▶ Given exercise
Word for word, restate every line of the material.

▶ Dataset entries
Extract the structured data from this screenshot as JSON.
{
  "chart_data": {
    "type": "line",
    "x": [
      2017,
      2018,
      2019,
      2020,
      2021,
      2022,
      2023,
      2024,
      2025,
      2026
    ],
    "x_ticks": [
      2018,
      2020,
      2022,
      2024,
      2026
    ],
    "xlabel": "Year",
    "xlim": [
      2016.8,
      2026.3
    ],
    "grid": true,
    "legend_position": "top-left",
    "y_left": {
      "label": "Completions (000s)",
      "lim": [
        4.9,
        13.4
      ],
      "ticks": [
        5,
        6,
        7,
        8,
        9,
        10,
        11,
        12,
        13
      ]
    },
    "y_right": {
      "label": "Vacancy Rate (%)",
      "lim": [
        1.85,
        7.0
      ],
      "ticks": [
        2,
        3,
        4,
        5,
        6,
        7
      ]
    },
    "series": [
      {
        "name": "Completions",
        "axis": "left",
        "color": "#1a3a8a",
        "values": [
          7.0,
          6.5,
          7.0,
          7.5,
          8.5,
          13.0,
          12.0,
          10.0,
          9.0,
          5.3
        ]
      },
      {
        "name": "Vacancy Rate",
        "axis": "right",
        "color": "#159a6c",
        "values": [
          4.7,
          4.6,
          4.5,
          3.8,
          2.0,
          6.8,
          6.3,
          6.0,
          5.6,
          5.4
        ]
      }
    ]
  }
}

▶ Completed exercise
Extract the structured data from this screenshot as JSON.
{
  "chart_data": {
    "type": "line",
    "x": [
      2017,
      2018,
      2019,
      2020,
      2021,
      2022,
      2023,
      2024,
      2025,
      2026
    ],
    "x_ticks": [
      2018,
      2020,
      2022,
      2024,
      2026
    ],
    "xlabel": "Year",
    "xlim": [
      2016.8,
      2026.3
    ],
    "grid": true,
    "legend_position": "top-left",
    "y_left": {
      "label": "Completions (000s)",
      "lim": [
        4.9,
        13.4
      ],
      "ticks": [
        5,
        6,
        7,
        8,
        9,
        10,
        11,
        12,
        13
      ]
    },
    "y_right": {
      "label": "Vacancy Rate (%)",
      "lim": [
        1.85,
        7.0
      ],
      "ticks": [
        2,
        3,
        4,
        5,
        6,
        7
      ]
    },
    "series": [
      {
        "name": "Completions",
        "axis": "left",
        "color": "#1a3a8a",
        "values": [
          7.0,
          6.5,
          7.0,
          7.5,
          8.5,
          13.0,
          12.0,
          10.0,
          9.0,
          5.3
        ]
      },
      {
        "name": "Vacancy Rate",
        "axis": "right",
        "color": "#159a6c",
        "values": [
          4.7,
          4.6,
          4.5,
          3.8,
          2.0,
          6.8,
          6.3,
          6.0,
          5.6,
          5.4
        ]
      }
    ]
  }
}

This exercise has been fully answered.